▸ Aim
Look through the data below and return each line where "this" appears.

▸ Records shown
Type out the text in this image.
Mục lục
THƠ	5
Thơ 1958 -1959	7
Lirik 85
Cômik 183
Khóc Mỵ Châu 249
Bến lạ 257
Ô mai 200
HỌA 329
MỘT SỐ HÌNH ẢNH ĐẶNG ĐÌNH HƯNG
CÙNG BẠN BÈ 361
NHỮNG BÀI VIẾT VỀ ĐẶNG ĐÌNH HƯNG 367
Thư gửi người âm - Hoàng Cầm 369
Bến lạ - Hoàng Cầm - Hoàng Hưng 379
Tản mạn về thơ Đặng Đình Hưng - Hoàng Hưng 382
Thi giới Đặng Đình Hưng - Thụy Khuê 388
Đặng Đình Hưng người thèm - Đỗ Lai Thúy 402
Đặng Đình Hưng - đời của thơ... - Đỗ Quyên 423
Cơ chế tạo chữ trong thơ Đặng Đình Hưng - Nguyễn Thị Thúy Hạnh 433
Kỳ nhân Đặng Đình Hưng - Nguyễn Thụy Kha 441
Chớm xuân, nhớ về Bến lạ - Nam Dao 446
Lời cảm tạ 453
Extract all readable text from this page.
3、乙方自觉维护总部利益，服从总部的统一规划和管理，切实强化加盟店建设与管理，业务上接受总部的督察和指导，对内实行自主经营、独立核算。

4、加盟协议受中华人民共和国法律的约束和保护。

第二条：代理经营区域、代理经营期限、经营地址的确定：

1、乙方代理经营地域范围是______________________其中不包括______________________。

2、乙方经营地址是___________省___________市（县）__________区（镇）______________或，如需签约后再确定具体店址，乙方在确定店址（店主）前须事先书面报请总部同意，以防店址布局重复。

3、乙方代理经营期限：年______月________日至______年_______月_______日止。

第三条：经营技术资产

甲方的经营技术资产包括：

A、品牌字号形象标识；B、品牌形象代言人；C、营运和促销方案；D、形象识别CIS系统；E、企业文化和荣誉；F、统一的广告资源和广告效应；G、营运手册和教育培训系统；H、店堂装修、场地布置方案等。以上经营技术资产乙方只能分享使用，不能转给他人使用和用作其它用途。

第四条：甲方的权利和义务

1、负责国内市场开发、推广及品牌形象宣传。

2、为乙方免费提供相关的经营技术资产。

▸ Exercise response
Type out the text in this image.
Extract all readable text from this page.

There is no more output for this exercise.